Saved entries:

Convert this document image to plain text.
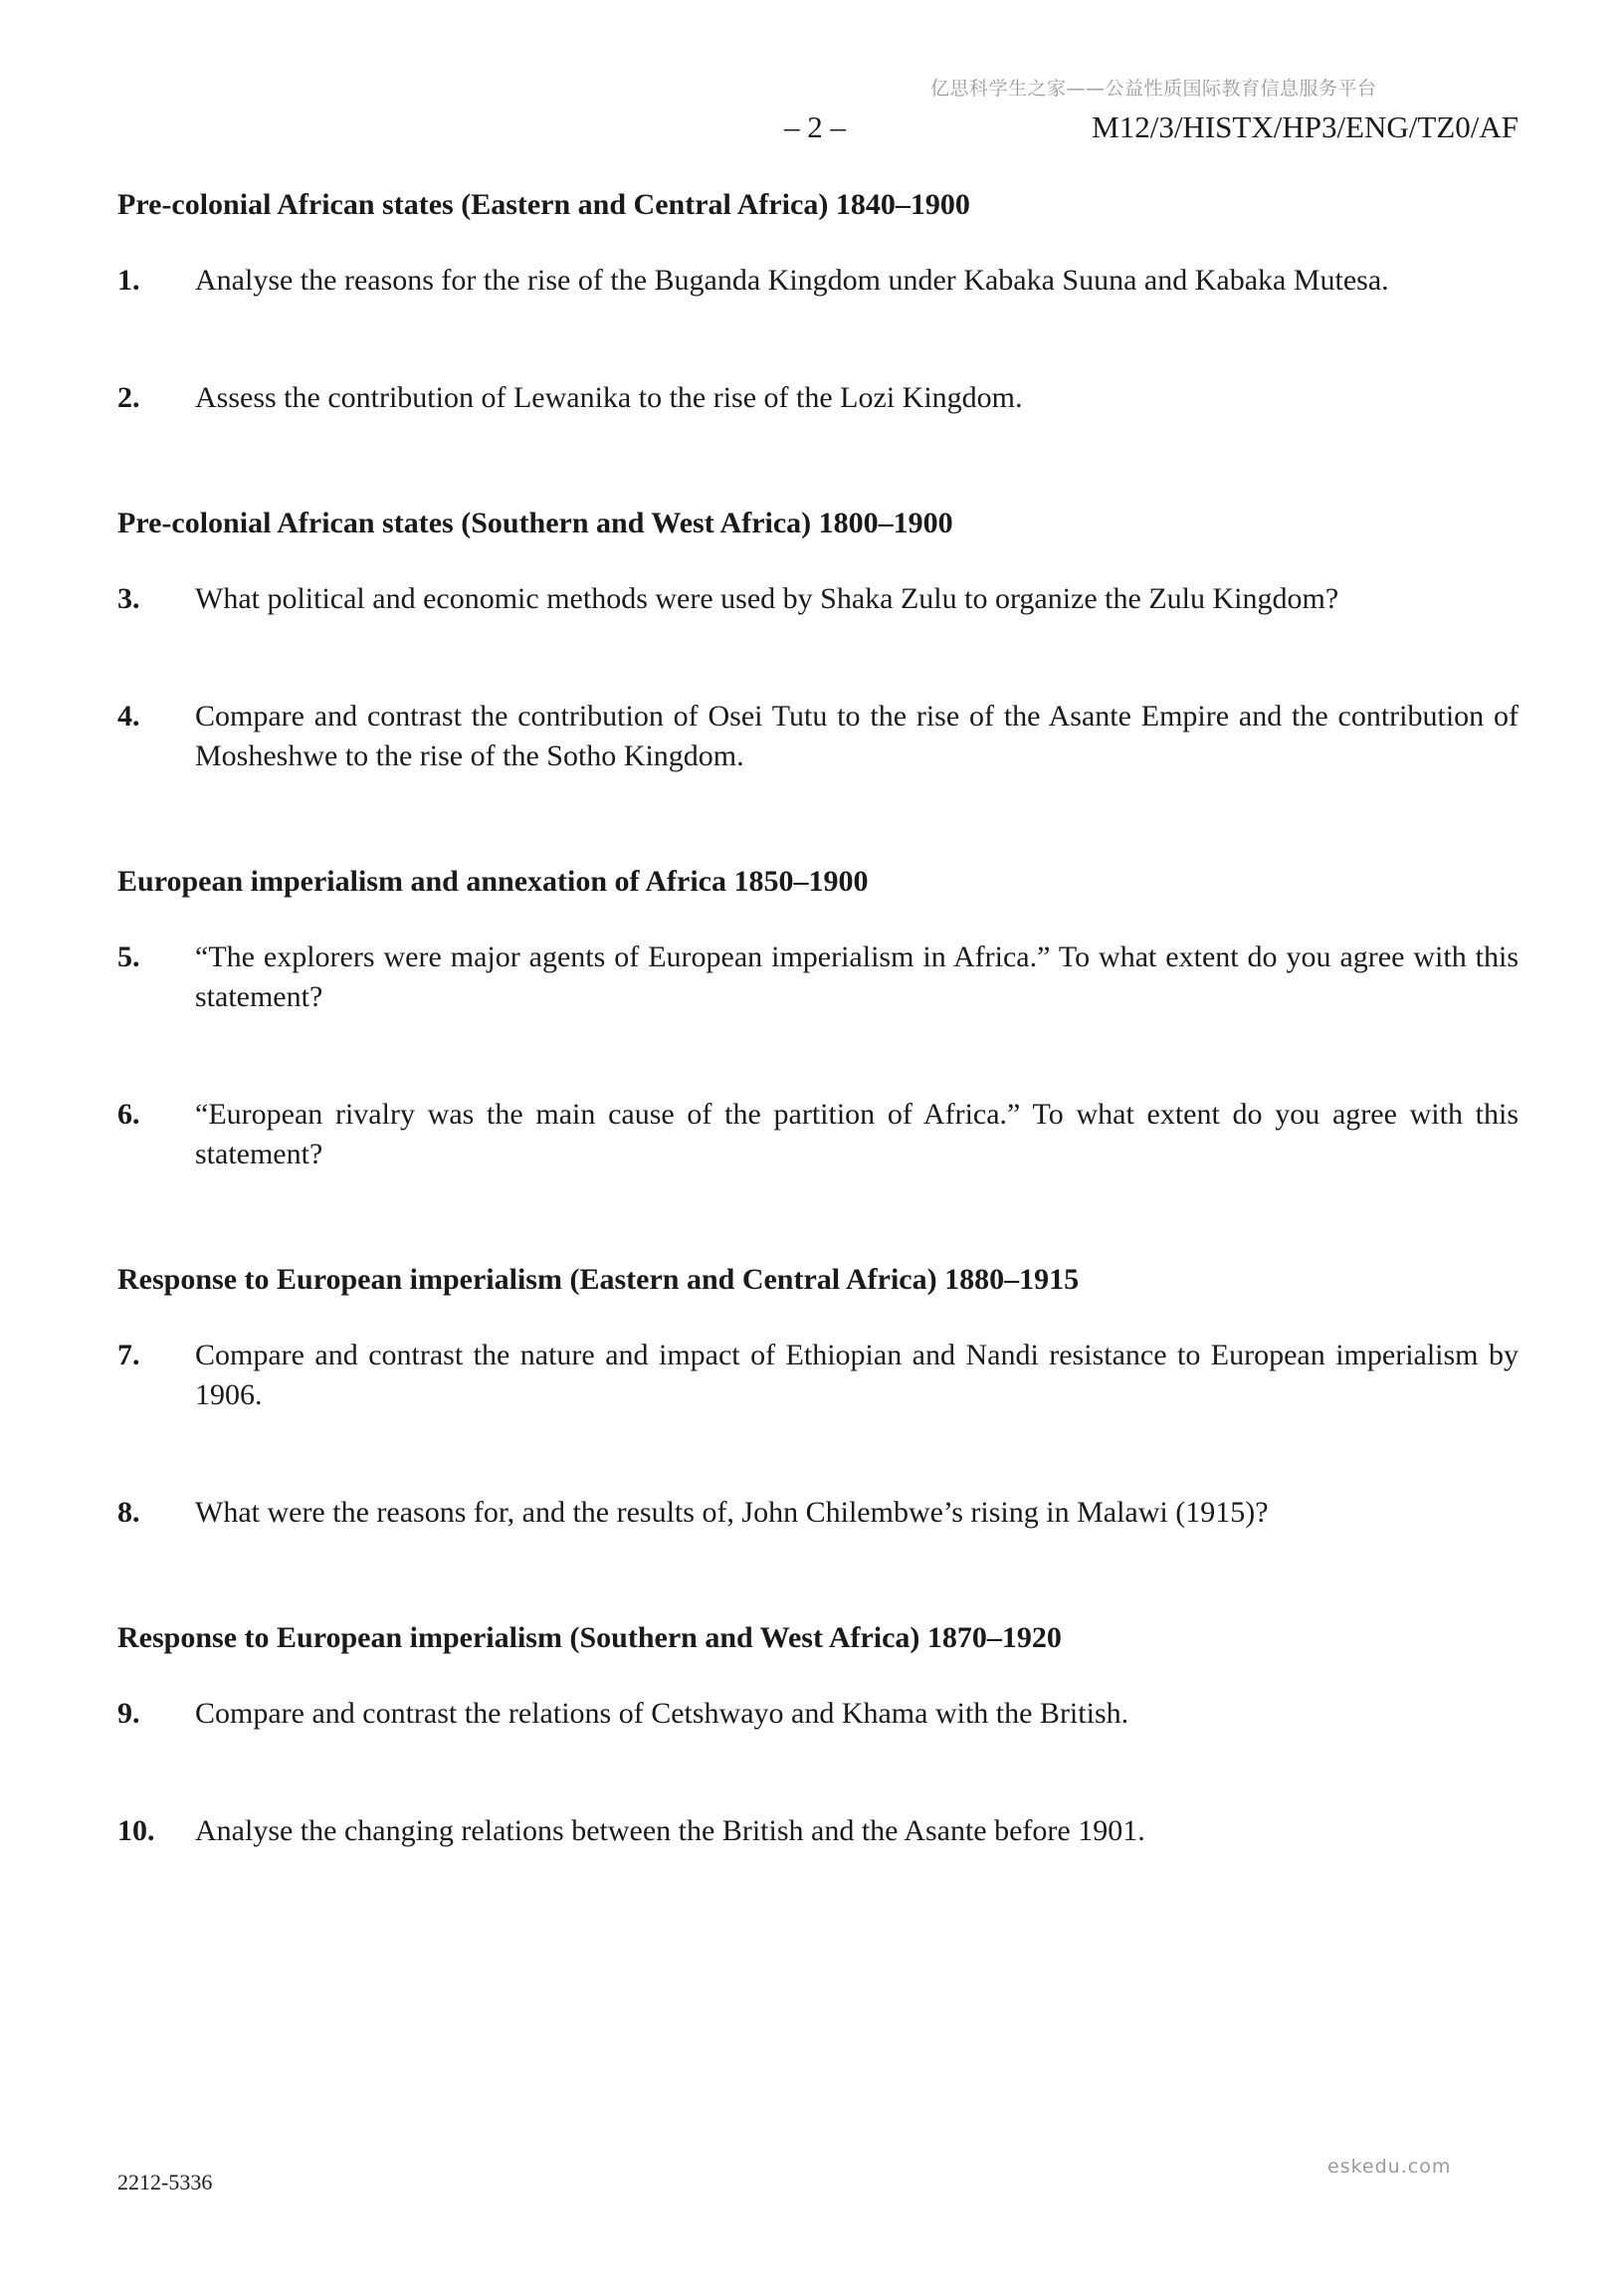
亿思科学生之家——公益性质国际教育信息服务平台
– 2 –	M12/3/HISTX/HP3/ENG/TZ0/AF
Pre-colonial African states (Eastern and Central Africa) 1840–1900
1.	Analyse the reasons for the rise of the Buganda Kingdom under Kabaka Suuna and Kabaka Mutesa.
2.	Assess the contribution of Lewanika to the rise of the Lozi Kingdom.
Pre-colonial African states (Southern and West Africa) 1800–1900
3.	What political and economic methods were used by Shaka Zulu to organize the Zulu Kingdom?
4.	Compare and contrast the contribution of Osei Tutu to the rise of the Asante Empire and the contribution of Mosheshwe to the rise of the Sotho Kingdom.
European imperialism and annexation of Africa 1850–1900
5.	“The explorers were major agents of European imperialism in Africa.” To what extent do you agree with this statement?
6.	“European rivalry was the main cause of the partition of Africa.” To what extent do you agree with this statement?
Response to European imperialism (Eastern and Central Africa) 1880–1915
7.	Compare and contrast the nature and impact of Ethiopian and Nandi resistance to European imperialism by 1906.
8.	What were the reasons for, and the results of, John Chilembwe’s rising in Malawi (1915)?
Response to European imperialism (Southern and West Africa) 1870–1920
9.	Compare and contrast the relations of Cetshwayo and Khama with the British.
10.	Analyse the changing relations between the British and the Asante before 1901.
2212-5336
eskedu.com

Exercise description: Repeat the material above in full and exactly, apart from the pictures.

Response to the task:
Convert this document image to plain text.
亿思科学生之家——公益性质国际教育信息服务平台
– 2 –	M12/3/HISTX/HP3/ENG/TZ0/AF
Pre-colonial African states (Eastern and Central Africa) 1840–1900
1.	Analyse the reasons for the rise of the Buganda Kingdom under Kabaka Suuna and Kabaka Mutesa.
2.	Assess the contribution of Lewanika to the rise of the Lozi Kingdom.
Pre-colonial African states (Southern and West Africa) 1800–1900
3.	What political and economic methods were used by Shaka Zulu to organize the Zulu Kingdom?
4.	Compare and contrast the contribution of Osei Tutu to the rise of the Asante Empire and the contribution of Mosheshwe to the rise of the Sotho Kingdom.
European imperialism and annexation of Africa 1850–1900
5.	“The explorers were major agents of European imperialism in Africa.” To what extent do you agree with this statement?
6.	“European rivalry was the main cause of the partition of Africa.” To what extent do you agree with this statement?
Response to European imperialism (Eastern and Central Africa) 1880–1915
7.	Compare and contrast the nature and impact of Ethiopian and Nandi resistance to European imperialism by 1906.
8.	What were the reasons for, and the results of, John Chilembwe’s rising in Malawi (1915)?
Response to European imperialism (Southern and West Africa) 1870–1920
9.	Compare and contrast the relations of Cetshwayo and Khama with the British.
10.	Analyse the changing relations between the British and the Asante before 1901.
2212-5336
eskedu.com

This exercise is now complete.